Extracts from a graphics dataset
★ ★ ★ ★ ★ ★ ★

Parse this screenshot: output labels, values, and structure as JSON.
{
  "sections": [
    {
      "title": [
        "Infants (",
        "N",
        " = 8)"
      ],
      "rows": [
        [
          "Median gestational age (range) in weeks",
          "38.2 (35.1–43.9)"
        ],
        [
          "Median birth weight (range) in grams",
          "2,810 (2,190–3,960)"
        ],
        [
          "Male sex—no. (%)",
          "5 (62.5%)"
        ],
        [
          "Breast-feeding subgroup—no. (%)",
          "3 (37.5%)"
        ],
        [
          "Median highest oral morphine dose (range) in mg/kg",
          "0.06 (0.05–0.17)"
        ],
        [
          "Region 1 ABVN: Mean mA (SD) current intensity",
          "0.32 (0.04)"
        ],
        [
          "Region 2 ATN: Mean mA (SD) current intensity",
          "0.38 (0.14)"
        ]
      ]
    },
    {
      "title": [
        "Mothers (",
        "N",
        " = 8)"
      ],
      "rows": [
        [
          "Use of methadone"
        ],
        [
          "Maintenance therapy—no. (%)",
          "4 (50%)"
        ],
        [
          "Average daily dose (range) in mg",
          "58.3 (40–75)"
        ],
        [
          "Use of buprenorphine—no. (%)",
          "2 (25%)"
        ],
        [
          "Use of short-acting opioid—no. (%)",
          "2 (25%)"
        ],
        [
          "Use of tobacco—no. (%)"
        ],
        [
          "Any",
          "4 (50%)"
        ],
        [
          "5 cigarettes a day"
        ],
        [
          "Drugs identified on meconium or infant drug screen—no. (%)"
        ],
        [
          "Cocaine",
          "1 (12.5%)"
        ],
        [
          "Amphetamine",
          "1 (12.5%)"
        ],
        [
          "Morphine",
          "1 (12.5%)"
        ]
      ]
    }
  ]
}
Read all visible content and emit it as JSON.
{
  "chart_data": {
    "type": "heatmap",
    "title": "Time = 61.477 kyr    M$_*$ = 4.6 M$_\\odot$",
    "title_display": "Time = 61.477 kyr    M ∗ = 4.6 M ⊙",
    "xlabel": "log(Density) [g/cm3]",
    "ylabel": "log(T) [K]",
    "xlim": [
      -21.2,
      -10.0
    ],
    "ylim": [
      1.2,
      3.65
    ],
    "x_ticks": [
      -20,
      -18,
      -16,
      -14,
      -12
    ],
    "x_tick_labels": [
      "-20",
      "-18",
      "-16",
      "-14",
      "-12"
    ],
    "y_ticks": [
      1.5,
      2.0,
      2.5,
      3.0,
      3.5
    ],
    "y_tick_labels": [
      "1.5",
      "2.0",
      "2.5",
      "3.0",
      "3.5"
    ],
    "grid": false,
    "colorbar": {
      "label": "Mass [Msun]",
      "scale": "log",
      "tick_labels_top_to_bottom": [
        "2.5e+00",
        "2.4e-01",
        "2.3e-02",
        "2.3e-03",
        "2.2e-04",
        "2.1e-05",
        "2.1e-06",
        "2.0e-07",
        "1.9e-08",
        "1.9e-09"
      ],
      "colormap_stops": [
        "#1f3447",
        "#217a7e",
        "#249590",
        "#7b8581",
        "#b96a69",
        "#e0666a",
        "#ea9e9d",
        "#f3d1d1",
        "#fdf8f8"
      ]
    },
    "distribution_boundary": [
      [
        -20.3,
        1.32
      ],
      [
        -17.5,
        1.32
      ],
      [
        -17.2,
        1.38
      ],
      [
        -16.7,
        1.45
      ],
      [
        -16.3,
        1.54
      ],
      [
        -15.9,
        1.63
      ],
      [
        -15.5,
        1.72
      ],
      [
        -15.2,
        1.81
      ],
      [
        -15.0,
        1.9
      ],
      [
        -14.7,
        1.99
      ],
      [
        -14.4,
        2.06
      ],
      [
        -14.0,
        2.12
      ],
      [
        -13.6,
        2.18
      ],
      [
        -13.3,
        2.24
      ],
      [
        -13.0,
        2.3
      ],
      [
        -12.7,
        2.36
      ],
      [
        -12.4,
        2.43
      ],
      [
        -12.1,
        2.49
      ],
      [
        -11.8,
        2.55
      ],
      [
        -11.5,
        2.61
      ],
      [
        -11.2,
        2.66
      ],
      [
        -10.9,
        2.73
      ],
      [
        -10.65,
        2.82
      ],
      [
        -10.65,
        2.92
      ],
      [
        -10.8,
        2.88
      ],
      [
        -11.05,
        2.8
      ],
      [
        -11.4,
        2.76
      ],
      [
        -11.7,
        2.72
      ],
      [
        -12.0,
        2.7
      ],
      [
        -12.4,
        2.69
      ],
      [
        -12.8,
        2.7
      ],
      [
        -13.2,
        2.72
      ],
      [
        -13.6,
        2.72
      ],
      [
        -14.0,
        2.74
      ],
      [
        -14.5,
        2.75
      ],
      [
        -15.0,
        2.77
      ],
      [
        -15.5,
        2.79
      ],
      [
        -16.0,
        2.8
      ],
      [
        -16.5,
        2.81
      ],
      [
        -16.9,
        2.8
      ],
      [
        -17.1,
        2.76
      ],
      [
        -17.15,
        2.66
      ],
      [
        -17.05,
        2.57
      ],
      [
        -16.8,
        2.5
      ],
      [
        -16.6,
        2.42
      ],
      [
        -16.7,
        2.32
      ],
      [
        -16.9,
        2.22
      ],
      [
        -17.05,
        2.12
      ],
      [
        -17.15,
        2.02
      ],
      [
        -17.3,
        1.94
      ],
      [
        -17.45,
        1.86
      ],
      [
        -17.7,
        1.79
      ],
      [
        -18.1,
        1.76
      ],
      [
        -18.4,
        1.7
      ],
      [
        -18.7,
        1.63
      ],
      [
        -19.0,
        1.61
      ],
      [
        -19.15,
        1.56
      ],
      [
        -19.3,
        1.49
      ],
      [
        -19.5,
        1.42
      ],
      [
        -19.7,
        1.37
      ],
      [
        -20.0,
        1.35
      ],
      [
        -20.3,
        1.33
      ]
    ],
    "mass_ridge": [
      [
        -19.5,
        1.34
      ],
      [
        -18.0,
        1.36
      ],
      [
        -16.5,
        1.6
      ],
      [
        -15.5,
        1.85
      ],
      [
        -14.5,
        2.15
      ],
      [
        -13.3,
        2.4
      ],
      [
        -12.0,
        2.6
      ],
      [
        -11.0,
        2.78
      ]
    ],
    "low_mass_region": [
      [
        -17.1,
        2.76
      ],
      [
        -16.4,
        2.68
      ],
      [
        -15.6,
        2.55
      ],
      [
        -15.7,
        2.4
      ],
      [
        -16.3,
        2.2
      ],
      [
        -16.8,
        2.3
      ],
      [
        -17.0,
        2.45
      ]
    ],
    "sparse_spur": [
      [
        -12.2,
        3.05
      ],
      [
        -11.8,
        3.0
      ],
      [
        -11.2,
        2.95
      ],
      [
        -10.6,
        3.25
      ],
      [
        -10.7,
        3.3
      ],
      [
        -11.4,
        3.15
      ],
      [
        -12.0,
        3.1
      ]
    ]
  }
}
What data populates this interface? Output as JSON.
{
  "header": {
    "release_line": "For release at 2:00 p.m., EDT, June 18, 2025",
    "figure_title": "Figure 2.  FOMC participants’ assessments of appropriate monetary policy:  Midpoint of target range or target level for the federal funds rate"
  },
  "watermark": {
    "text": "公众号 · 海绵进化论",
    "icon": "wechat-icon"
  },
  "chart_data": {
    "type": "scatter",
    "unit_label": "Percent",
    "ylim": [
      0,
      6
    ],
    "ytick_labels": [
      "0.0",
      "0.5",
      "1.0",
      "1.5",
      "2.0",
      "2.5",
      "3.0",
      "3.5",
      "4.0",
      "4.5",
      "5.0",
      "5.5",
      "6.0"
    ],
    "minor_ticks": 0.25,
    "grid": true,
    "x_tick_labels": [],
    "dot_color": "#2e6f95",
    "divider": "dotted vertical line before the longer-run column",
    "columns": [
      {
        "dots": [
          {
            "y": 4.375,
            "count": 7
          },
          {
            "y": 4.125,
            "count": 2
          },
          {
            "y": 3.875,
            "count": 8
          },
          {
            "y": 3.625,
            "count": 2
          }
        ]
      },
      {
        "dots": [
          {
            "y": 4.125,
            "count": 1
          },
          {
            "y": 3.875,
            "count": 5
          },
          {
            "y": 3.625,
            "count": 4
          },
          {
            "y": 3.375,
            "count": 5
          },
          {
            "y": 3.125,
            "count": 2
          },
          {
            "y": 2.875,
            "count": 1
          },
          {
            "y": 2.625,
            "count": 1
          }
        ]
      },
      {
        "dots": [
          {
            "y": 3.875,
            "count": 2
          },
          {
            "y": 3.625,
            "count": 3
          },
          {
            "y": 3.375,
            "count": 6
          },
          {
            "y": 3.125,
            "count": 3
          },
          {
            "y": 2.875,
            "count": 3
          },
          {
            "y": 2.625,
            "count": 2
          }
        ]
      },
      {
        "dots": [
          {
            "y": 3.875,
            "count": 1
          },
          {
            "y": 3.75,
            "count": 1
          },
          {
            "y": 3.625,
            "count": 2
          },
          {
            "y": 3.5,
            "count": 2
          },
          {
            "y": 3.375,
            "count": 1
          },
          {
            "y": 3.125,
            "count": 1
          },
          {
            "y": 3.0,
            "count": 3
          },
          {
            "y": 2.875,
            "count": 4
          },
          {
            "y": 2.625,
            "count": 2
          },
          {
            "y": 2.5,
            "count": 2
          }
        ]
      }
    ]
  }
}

★ ★ ★ ★ ★ ★ ★

## Aim
Pick every line with "current" in it and copy it.

## Final result
          "Region 1 ABVN: Mean mA (SD) current intensity",
          "Region 2 ATN: Mean mA (SD) current intensity",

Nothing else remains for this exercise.